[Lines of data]
════════════════

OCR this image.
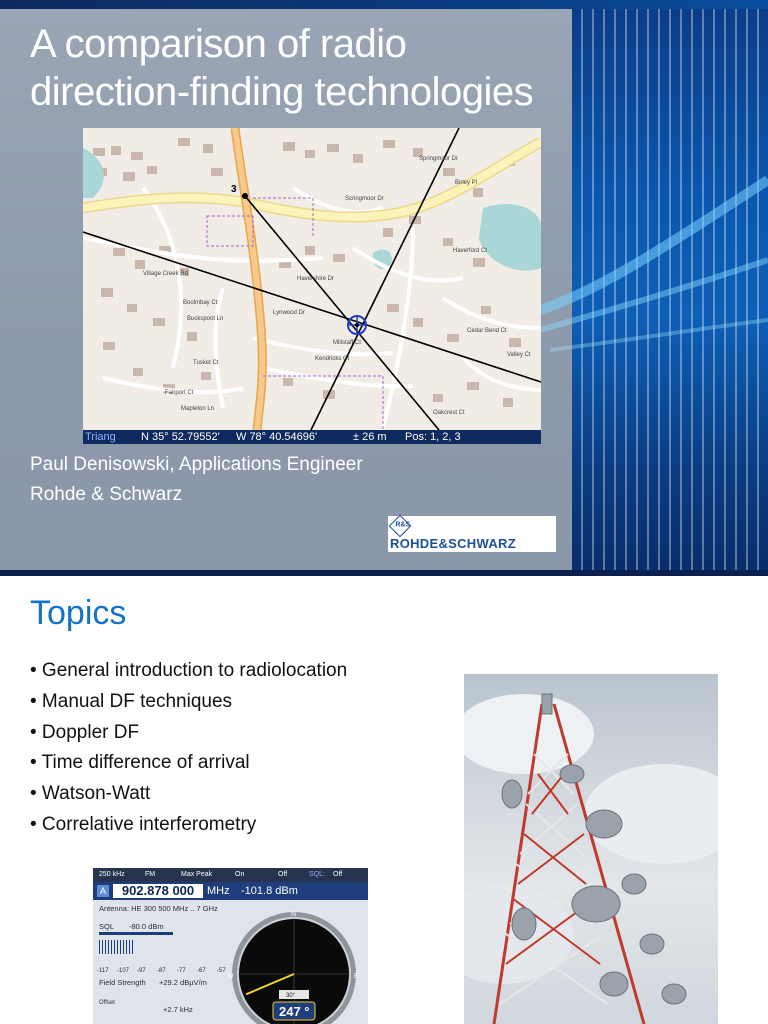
A comparison of radio
direction-finding technologies
3
Springmoor Dr
Scringmoor Dr
Havershire Dr
Village Creek Rd
Boolmbay Ct
Buckspoot Ln
Tusket Ct
Fairport Ct
Mapleton Ln
Millstaff Ct
Kendricks Ct
Oakcrest Ct
Haverford Ct
Cedar Bend Ct
Birley Pl
Valley Ct
Lynwood Dr
Triang N 35° 52.79552' W 78° 40.54696'	± 26 m Pos: 1, 2, 3
Paul Denisowski, Applications Engineer
Rohde & Schwarz
R&S
ROHDE&SCHWARZ
Topics
• General introduction to radiolocation
• Manual DF techniques
• Doppler DF
• Time difference of arrival
• Watson-Watt
• Correlative interferometry
250 kHz	FM	Max Peak	On	Off	SQL: Off
A	902.878 000	MHz -101.8 dBm
Antenna: HE 300 500 MHz .. 7 GHz
SQL -80.0 dBm
-117 -107 -97 -87 -77 -67 -57
Field Strength +29.2 dBµV/m
Offset
+2.7 kHz
N
W	E
30°
247 °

════════════════

All preceding records should be duplicated verbatim, images excepted.

OCR this image.
A comparison of radio
direction-finding technologies
3
Springmoor Dr
Scringmoor Dr
Havershire Dr
Village Creek Rd
Boolmbay Ct
Buckspoot Ln
Tusket Ct
Fairport Ct
Mapleton Ln
Millstaff Ct
Kendricks Ct
Oakcrest Ct
Haverford Ct
Cedar Bend Ct
Birley Pl
Valley Ct
Lynwood Dr
Triang N 35° 52.79552' W 78° 40.54696'	± 26 m Pos: 1, 2, 3
Paul Denisowski, Applications Engineer
Rohde & Schwarz
R&S
ROHDE&SCHWARZ
Topics
• General introduction to radiolocation
• Manual DF techniques
• Doppler DF
• Time difference of arrival
• Watson-Watt
• Correlative interferometry
250 kHz	FM	Max Peak	On	Off	SQL: Off
A	902.878 000	MHz -101.8 dBm
Antenna: HE 300 500 MHz .. 7 GHz
SQL -80.0 dBm
-117 -107 -97 -87 -77 -67 -57
Field Strength +29.2 dBµV/m
Offset
+2.7 kHz
N
W	E
30°
247 °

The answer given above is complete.